● **Task material**
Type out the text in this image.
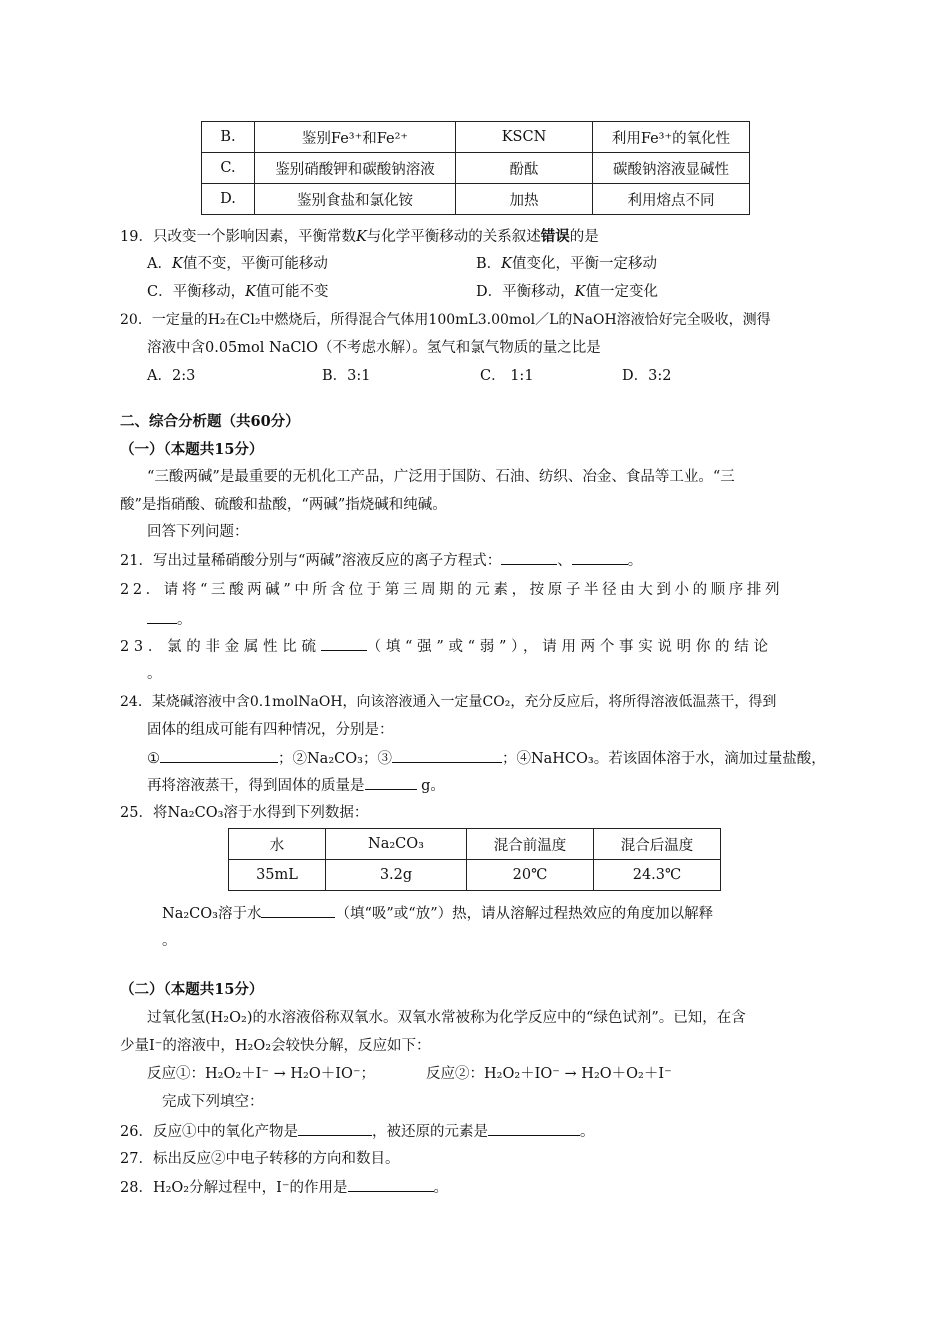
B.	鉴别Fe³⁺和Fe²⁺	KSCN	利用Fe³⁺的氧化性
C.	鉴别硝酸钾和碳酸钠溶液	酚酞	碳酸钠溶液显碱性
D.	鉴别食盐和氯化铵	加热	利用熔点不同
19．只改变一个影响因素，平衡常数K与化学平衡移动的关系叙述错误的是
A．K值不变，平衡可能移动	B．K值变化，平衡一定移动
C．平衡移动，K值可能不变	D．平衡移动，K值一定变化
20．一定量的H₂在Cl₂中燃烧后，所得混合气体用100mL3.00mol／L的NaOH溶液恰好完全吸收，测得
溶液中含0.05mol NaClO（不考虑水解）。氢气和氯气物质的量之比是
A．2:3	B．3:1	C． 1:1	D．3:2
二、综合分析题（共60分）
（一）（本题共15分）
“三酸两碱”是最重要的无机化工产品，广泛用于国防、石油、纺织、冶金、食品等工业。“三
酸”是指硝酸、硫酸和盐酸，“两碱”指烧碱和纯碱。
回答下列问题：
21．写出过量稀硝酸分别与“两碱”溶液反应的离子方程式：	、	。
22．请将“三酸两碱”中所含位于第三周期的元素，按原子半径由大到小的顺序排列
。
23．氯的非金属性比硫	（填“强”或“弱”），请用两个事实说明你的结论
。
24．某烧碱溶液中含0.1molNaOH，向该溶液通入一定量CO₂，充分反应后，将所得溶液低温蒸干，得到
固体的组成可能有四种情况，分别是：
①	；②Na₂CO₃；③	；④NaHCO₃。若该固体溶于水，滴加过量盐酸，
再将溶液蒸干，得到固体的质量是	g。
25．将Na₂CO₃溶于水得到下列数据：
水	Na₂CO₃	混合前温度	混合后温度
35mL	3.2g	20℃	24.3℃
Na₂CO₃溶于水	（填“吸”或“放”）热，请从溶解过程热效应的角度加以解释
。
（二）（本题共15分）
过氧化氢(H₂O₂)的水溶液俗称双氧水。双氧水常被称为化学反应中的“绿色试剂”。已知，在含
少量I⁻的溶液中，H₂O₂会较快分解，反应如下：
反应①：H₂O₂＋I⁻ → H₂O＋IO⁻；	反应②：H₂O₂＋IO⁻ → H₂O＋O₂＋I⁻
完成下列填空：
26．反应①中的氧化产物是	，被还原的元素是	。
27．标出反应②中电子转移的方向和数目。
28．H₂O₂分解过程中，I⁻的作用是	。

● **Problem description**
Your job is to transcribe the entries above exactly; skip the pictures.

● **Result**
Type out the text in this image.
B.	鉴别Fe³⁺和Fe²⁺	KSCN	利用Fe³⁺的氧化性
C.	鉴别硝酸钾和碳酸钠溶液	酚酞	碳酸钠溶液显碱性
D.	鉴别食盐和氯化铵	加热	利用熔点不同
19．只改变一个影响因素，平衡常数K与化学平衡移动的关系叙述错误的是
A．K值不变，平衡可能移动	B．K值变化，平衡一定移动
C．平衡移动，K值可能不变	D．平衡移动，K值一定变化
20．一定量的H₂在Cl₂中燃烧后，所得混合气体用100mL3.00mol／L的NaOH溶液恰好完全吸收，测得
溶液中含0.05mol NaClO（不考虑水解）。氢气和氯气物质的量之比是
A．2:3	B．3:1	C． 1:1	D．3:2
二、综合分析题（共60分）
（一）（本题共15分）
“三酸两碱”是最重要的无机化工产品，广泛用于国防、石油、纺织、冶金、食品等工业。“三
酸”是指硝酸、硫酸和盐酸，“两碱”指烧碱和纯碱。
回答下列问题：
21．写出过量稀硝酸分别与“两碱”溶液反应的离子方程式：	、	。
22．请将“三酸两碱”中所含位于第三周期的元素，按原子半径由大到小的顺序排列
。
23．氯的非金属性比硫	（填“强”或“弱”），请用两个事实说明你的结论
。
24．某烧碱溶液中含0.1molNaOH，向该溶液通入一定量CO₂，充分反应后，将所得溶液低温蒸干，得到
固体的组成可能有四种情况，分别是：
①	；②Na₂CO₃；③	；④NaHCO₃。若该固体溶于水，滴加过量盐酸，
再将溶液蒸干，得到固体的质量是	g。
25．将Na₂CO₃溶于水得到下列数据：
水	Na₂CO₃	混合前温度	混合后温度
35mL	3.2g	20℃	24.3℃
Na₂CO₃溶于水	（填“吸”或“放”）热，请从溶解过程热效应的角度加以解释
。
（二）（本题共15分）
过氧化氢(H₂O₂)的水溶液俗称双氧水。双氧水常被称为化学反应中的“绿色试剂”。已知，在含
少量I⁻的溶液中，H₂O₂会较快分解，反应如下：
反应①：H₂O₂＋I⁻ → H₂O＋IO⁻；	反应②：H₂O₂＋IO⁻ → H₂O＋O₂＋I⁻
完成下列填空：
26．反应①中的氧化产物是	，被还原的元素是	。
27．标出反应②中电子转移的方向和数目。
28．H₂O₂分解过程中，I⁻的作用是	。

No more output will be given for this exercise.